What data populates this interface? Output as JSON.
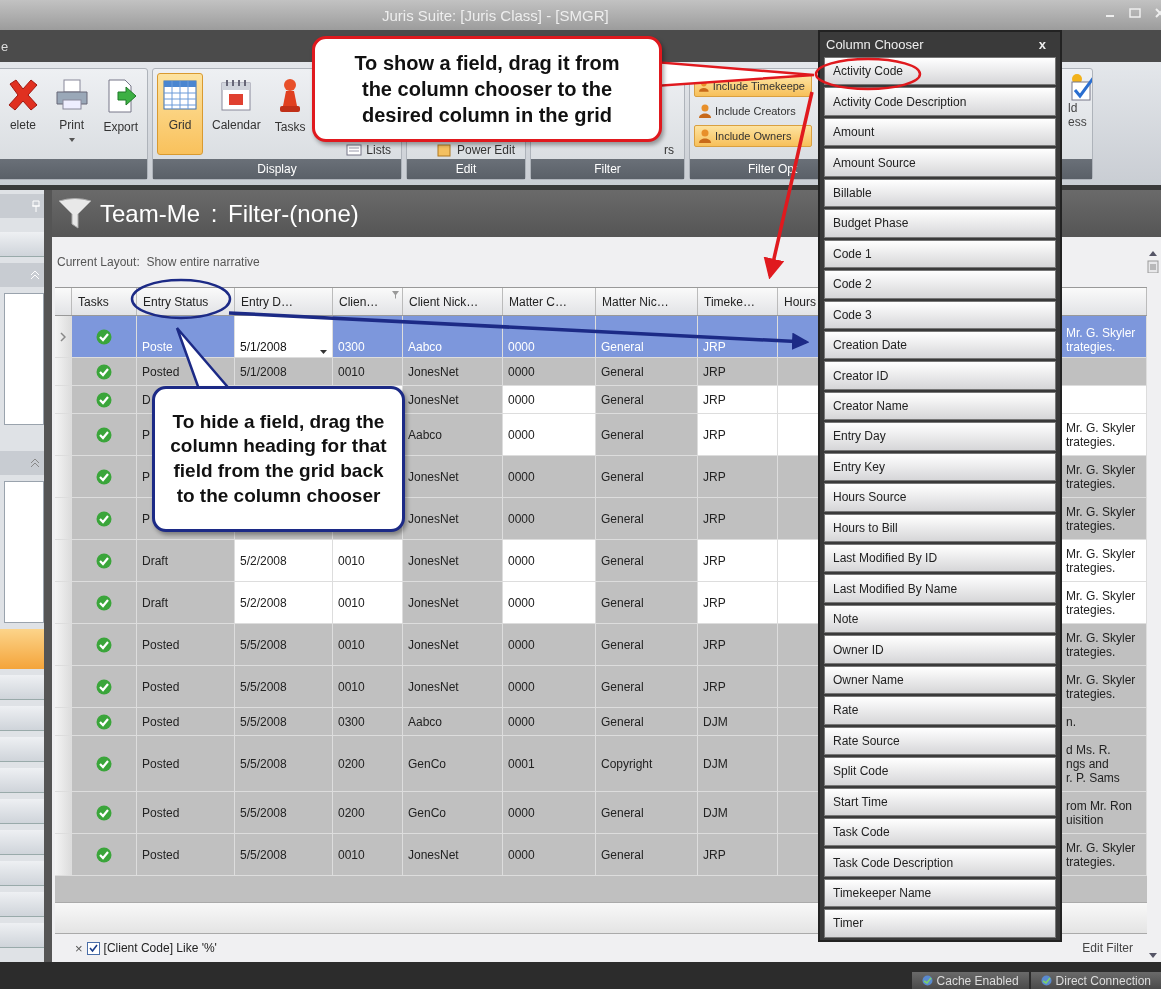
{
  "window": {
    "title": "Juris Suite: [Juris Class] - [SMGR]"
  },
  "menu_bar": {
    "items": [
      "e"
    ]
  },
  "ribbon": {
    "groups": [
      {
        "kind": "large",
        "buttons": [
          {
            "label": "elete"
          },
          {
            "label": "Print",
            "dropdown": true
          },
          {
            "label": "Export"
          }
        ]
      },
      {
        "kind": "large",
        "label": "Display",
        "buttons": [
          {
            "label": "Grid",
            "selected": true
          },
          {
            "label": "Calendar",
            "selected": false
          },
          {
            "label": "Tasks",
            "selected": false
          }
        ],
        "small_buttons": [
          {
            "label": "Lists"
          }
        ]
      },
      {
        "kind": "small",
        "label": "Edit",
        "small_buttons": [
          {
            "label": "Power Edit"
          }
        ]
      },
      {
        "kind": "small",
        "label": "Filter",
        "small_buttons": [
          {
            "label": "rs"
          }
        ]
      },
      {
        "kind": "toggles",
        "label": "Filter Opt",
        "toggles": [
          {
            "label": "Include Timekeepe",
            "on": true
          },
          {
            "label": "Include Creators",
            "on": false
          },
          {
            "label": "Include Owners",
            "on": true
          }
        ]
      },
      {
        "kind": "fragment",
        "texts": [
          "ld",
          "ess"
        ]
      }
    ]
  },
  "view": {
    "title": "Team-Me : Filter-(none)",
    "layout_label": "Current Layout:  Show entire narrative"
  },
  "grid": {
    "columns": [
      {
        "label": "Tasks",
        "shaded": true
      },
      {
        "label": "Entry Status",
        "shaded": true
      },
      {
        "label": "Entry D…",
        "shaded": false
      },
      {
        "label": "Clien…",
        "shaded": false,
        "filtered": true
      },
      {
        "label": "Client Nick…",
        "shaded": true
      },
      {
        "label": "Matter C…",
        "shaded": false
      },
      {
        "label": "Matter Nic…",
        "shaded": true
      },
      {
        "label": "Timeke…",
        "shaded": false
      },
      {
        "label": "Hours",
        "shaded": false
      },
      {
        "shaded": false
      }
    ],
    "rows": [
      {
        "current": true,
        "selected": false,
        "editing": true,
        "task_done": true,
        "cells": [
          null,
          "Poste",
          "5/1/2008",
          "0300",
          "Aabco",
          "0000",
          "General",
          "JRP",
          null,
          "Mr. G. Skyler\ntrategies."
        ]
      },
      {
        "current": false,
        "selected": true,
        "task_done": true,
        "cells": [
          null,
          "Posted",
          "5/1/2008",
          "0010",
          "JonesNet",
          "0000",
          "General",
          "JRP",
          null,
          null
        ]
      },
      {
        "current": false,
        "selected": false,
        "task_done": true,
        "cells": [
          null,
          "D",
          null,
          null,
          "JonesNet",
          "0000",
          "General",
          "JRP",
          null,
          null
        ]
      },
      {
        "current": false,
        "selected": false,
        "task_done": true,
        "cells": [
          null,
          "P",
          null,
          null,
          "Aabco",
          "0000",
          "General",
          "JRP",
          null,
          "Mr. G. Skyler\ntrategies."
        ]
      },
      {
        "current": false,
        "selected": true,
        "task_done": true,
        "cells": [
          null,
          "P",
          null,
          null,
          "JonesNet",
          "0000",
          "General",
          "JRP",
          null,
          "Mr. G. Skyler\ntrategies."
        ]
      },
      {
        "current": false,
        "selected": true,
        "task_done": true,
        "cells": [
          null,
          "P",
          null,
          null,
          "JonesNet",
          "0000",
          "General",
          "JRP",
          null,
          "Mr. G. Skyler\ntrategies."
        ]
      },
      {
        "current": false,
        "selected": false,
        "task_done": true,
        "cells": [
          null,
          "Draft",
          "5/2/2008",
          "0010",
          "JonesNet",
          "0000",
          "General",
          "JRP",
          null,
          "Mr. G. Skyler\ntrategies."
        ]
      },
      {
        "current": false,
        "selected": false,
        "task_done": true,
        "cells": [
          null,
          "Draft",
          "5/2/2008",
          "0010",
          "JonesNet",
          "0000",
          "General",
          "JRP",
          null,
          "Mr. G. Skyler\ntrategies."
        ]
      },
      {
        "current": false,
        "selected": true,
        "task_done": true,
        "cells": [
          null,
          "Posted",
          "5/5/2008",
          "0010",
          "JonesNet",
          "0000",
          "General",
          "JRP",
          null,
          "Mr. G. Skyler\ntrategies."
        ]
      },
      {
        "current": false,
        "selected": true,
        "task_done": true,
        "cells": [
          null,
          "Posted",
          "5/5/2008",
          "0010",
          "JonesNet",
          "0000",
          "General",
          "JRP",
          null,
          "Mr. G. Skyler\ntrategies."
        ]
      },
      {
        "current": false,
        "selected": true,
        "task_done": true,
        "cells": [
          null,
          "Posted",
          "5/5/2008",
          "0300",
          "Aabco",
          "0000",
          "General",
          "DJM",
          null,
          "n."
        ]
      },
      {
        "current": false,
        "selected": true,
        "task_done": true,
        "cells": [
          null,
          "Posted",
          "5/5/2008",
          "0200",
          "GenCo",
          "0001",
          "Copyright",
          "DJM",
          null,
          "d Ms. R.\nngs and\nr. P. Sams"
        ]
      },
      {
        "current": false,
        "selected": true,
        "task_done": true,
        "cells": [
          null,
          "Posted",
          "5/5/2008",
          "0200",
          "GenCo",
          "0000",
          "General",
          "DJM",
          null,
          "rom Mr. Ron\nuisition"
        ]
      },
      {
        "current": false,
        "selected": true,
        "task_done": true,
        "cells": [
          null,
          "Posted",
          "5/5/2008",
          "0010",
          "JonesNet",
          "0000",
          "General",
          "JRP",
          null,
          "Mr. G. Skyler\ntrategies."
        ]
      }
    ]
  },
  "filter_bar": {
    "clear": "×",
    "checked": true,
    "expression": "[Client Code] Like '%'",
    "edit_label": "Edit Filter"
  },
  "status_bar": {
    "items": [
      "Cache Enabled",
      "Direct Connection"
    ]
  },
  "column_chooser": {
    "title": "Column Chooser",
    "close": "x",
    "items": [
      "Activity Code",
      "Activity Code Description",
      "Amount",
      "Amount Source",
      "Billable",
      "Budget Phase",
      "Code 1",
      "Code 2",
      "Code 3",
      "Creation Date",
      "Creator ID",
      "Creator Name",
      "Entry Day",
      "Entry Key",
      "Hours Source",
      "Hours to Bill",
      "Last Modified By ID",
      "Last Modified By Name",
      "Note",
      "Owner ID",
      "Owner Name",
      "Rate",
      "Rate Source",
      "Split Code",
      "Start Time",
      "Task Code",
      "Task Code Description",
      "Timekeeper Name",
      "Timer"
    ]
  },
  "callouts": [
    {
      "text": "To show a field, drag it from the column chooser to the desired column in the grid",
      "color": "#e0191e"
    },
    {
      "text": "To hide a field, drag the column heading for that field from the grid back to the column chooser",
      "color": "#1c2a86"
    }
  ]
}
---
> _Direction_
Within the data above, pick out all lines holding the word "Last".

> _Response_
      "Last Modified By ID",
      "Last Modified By Name",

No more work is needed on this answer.